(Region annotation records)
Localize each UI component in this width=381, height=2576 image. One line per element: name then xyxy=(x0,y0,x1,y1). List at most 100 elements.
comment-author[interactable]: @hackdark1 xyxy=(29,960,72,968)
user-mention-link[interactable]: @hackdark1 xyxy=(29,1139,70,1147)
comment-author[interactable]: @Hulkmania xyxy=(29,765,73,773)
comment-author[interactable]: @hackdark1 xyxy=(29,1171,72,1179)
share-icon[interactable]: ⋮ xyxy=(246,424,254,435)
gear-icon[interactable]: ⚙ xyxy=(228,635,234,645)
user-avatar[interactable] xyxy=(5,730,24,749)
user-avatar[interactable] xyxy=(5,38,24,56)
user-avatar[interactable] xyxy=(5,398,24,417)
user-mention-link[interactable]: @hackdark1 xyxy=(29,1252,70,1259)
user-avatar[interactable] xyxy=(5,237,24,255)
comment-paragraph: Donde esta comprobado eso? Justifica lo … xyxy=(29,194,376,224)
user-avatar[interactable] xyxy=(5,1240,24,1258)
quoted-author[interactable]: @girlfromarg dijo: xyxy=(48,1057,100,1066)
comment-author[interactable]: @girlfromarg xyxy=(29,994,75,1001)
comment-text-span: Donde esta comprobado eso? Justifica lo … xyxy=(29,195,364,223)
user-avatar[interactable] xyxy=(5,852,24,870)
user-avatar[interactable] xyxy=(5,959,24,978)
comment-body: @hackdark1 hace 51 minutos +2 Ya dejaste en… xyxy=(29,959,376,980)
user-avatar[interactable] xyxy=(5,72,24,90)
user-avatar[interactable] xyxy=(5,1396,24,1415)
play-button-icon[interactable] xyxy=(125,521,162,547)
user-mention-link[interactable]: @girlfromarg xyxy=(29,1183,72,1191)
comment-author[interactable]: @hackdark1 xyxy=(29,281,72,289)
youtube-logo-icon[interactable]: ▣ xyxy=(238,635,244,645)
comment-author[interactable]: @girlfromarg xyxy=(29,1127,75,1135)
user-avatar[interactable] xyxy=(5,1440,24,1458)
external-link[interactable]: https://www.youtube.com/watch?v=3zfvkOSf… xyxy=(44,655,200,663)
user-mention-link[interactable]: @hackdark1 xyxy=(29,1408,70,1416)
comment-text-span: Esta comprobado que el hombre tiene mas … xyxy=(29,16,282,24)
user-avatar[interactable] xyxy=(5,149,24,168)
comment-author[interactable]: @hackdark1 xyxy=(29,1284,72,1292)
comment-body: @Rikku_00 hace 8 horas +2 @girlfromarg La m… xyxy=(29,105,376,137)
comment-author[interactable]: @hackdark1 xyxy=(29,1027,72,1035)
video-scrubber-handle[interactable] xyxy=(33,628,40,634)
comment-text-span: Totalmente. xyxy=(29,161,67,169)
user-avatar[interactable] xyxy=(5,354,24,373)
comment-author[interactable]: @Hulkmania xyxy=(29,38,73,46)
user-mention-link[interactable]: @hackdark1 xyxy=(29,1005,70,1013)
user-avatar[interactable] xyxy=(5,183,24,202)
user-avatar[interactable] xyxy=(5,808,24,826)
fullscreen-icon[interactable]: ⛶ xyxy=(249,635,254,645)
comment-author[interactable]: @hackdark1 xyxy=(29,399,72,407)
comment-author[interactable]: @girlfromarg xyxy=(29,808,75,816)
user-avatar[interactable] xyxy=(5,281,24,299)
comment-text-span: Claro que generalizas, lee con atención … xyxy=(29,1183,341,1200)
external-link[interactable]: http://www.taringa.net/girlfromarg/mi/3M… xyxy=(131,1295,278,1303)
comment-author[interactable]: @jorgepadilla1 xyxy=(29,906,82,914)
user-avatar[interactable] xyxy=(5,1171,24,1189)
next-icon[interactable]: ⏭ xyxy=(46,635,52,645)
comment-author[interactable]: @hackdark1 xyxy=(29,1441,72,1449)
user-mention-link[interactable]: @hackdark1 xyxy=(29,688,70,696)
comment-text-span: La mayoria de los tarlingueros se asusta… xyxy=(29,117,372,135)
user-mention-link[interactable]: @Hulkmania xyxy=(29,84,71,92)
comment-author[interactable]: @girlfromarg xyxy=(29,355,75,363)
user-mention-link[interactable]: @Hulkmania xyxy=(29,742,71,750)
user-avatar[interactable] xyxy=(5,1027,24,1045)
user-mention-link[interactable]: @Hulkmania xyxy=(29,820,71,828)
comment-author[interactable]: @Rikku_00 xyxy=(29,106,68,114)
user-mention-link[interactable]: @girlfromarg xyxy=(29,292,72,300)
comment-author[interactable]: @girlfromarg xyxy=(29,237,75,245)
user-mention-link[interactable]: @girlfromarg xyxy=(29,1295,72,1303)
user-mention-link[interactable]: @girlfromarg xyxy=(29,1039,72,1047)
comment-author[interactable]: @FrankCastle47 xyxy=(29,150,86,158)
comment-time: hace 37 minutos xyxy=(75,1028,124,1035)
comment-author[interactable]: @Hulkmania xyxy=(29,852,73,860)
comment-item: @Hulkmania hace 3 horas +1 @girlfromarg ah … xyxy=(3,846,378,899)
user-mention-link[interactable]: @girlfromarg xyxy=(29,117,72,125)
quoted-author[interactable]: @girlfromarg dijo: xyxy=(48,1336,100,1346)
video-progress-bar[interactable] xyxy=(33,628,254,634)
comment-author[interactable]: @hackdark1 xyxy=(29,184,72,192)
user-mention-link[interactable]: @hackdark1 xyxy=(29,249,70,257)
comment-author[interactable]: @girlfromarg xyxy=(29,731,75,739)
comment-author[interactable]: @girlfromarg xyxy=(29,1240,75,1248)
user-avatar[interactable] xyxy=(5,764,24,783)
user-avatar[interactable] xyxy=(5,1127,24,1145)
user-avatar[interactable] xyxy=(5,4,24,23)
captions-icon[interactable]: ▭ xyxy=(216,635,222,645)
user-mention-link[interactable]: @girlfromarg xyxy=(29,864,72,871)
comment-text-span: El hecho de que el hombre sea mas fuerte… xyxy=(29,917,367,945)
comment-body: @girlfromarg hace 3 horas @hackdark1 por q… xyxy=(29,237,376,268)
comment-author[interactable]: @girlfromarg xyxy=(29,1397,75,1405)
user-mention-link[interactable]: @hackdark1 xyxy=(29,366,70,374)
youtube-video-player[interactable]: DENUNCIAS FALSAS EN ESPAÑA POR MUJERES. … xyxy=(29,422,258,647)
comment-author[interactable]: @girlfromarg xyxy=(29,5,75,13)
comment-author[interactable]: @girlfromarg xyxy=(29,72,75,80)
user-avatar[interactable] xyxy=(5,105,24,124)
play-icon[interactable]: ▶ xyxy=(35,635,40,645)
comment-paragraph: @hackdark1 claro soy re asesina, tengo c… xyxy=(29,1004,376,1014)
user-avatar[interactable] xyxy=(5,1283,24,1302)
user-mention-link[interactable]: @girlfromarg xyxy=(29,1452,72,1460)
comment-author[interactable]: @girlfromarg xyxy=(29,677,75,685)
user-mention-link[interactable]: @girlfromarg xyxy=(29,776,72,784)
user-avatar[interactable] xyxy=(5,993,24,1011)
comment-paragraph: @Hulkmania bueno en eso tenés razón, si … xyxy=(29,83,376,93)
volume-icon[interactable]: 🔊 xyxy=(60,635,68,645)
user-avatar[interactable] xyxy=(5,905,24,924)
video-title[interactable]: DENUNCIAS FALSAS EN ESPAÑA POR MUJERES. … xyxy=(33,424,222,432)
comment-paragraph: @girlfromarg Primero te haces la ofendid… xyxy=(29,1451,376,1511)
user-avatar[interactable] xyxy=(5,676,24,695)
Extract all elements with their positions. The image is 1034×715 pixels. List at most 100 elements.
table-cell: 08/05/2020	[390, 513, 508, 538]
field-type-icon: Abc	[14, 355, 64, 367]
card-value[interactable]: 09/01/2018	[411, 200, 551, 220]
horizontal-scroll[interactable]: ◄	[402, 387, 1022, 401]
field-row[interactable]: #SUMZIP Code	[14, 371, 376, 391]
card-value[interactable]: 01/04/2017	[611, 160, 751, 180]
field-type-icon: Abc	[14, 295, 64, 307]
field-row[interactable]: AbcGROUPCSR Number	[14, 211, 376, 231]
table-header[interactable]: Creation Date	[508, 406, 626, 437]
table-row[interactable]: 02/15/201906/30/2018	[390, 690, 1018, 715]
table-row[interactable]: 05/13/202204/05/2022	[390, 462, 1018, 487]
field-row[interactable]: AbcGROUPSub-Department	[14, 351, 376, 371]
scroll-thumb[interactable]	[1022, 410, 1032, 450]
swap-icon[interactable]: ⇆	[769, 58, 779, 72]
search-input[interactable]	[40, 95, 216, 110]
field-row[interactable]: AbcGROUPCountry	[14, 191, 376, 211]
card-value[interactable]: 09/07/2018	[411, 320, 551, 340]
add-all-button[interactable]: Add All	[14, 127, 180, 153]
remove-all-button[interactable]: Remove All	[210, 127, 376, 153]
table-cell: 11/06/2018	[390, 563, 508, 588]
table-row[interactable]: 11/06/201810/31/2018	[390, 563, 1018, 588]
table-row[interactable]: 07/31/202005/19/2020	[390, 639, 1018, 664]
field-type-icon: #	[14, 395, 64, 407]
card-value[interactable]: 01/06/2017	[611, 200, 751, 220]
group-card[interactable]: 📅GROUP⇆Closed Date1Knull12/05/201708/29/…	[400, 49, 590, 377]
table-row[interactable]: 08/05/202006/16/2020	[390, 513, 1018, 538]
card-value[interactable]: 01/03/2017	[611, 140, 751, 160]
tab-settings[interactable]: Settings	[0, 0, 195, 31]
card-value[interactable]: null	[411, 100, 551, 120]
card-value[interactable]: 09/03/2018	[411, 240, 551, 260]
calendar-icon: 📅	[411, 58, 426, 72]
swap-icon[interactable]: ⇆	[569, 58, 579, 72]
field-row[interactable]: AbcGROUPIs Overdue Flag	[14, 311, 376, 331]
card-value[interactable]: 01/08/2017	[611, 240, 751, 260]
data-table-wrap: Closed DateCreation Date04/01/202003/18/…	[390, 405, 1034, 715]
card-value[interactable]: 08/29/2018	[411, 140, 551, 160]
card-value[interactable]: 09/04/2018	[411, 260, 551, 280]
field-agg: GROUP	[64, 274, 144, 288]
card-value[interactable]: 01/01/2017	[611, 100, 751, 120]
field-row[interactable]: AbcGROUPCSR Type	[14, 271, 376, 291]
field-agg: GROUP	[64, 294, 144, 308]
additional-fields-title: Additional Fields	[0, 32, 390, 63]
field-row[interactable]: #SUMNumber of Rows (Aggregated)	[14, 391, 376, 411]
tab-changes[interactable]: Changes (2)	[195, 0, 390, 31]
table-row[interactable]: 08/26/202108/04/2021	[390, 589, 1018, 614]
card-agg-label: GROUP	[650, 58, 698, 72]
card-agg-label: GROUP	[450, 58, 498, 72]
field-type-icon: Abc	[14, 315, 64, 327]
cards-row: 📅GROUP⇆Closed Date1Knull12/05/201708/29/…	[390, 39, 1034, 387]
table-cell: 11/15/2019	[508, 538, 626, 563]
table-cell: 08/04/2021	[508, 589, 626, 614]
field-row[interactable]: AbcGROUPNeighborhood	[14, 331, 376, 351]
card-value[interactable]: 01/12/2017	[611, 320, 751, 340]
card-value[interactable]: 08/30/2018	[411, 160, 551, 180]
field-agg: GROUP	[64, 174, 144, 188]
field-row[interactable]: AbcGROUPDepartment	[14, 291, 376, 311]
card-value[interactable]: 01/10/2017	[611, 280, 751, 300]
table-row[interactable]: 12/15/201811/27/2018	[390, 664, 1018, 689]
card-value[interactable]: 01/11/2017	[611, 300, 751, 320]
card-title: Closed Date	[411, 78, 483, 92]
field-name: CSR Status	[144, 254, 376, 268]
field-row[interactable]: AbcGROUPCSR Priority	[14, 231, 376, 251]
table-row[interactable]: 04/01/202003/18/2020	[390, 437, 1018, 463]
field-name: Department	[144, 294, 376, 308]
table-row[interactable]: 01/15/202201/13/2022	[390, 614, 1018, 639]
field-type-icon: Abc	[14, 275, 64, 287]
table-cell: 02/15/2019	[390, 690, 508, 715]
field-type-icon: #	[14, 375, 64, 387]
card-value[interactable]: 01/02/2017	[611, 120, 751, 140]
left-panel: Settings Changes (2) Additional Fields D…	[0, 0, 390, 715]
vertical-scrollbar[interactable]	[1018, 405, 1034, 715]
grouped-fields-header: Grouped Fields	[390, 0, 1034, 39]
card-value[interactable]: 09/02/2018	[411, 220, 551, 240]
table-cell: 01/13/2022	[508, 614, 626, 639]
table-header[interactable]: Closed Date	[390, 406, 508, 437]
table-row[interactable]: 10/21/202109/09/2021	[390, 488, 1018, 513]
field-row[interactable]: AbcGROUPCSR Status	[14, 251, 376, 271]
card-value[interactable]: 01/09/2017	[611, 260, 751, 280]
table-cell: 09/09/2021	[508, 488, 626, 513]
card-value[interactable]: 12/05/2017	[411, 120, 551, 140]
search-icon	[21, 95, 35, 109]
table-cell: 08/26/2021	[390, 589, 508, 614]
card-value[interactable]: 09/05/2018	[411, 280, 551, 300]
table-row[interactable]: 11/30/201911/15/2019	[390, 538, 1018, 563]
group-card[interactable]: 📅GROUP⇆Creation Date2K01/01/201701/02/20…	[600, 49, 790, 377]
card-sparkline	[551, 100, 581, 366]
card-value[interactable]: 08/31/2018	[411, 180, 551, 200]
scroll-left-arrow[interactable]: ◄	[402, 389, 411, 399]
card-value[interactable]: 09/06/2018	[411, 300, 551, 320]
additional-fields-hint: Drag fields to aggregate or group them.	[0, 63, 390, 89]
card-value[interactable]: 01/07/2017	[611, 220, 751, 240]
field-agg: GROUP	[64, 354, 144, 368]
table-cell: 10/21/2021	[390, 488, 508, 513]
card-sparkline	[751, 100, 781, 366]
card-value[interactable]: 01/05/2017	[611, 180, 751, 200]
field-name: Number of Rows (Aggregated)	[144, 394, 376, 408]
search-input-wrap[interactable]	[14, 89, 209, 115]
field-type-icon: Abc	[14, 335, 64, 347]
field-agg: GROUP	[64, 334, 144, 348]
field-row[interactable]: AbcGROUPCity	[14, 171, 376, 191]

◆ **What to do**: Rewrite the listing from its first line through the line containing "user-avatar[interactable] xyxy=(5,149,24,168)", swapping every "comment-author" for "comment-writer" and leaving everything else unchanged.

◆ **Result for this exercise**:
Localize each UI component in this width=381, height=2576 image. One line per element: name then xyxy=(x0,y0,x1,y1). List at most 100 elements.
comment-writer[interactable]: @hackdark1 xyxy=(29,960,72,968)
user-mention-link[interactable]: @hackdark1 xyxy=(29,1139,70,1147)
comment-writer[interactable]: @Hulkmania xyxy=(29,765,73,773)
comment-writer[interactable]: @hackdark1 xyxy=(29,1171,72,1179)
share-icon[interactable]: ⋮ xyxy=(246,424,254,435)
gear-icon[interactable]: ⚙ xyxy=(228,635,234,645)
user-avatar[interactable] xyxy=(5,730,24,749)
user-avatar[interactable] xyxy=(5,38,24,56)
user-avatar[interactable] xyxy=(5,398,24,417)
user-mention-link[interactable]: @hackdark1 xyxy=(29,1252,70,1259)
user-avatar[interactable] xyxy=(5,237,24,255)
comment-paragraph: Donde esta comprobado eso? Justifica lo … xyxy=(29,194,376,224)
user-avatar[interactable] xyxy=(5,1240,24,1258)
quoted-author[interactable]: @girlfromarg dijo: xyxy=(48,1057,100,1066)
comment-writer[interactable]: @girlfromarg xyxy=(29,994,75,1001)
comment-text-span: Donde esta comprobado eso? Justifica lo … xyxy=(29,195,364,223)
user-avatar[interactable] xyxy=(5,852,24,870)
user-avatar[interactable] xyxy=(5,959,24,978)
comment-body: @hackdark1 hace 51 minutos +2 Ya dejaste en… xyxy=(29,959,376,980)
user-avatar[interactable] xyxy=(5,72,24,90)
user-avatar[interactable] xyxy=(5,1396,24,1415)
play-button-icon[interactable] xyxy=(125,521,162,547)
user-mention-link[interactable]: @girlfromarg xyxy=(29,1183,72,1191)
comment-writer[interactable]: @hackdark1 xyxy=(29,281,72,289)
youtube-logo-icon[interactable]: ▣ xyxy=(238,635,244,645)
comment-writer[interactable]: @girlfromarg xyxy=(29,1127,75,1135)
user-avatar[interactable] xyxy=(5,1440,24,1458)
external-link[interactable]: https://www.youtube.com/watch?v=3zfvkOSf… xyxy=(44,655,200,663)
user-mention-link[interactable]: @hackdark1 xyxy=(29,1408,70,1416)
comment-text-span: Esta comprobado que el hombre tiene mas … xyxy=(29,16,282,24)
user-avatar[interactable] xyxy=(5,149,24,168)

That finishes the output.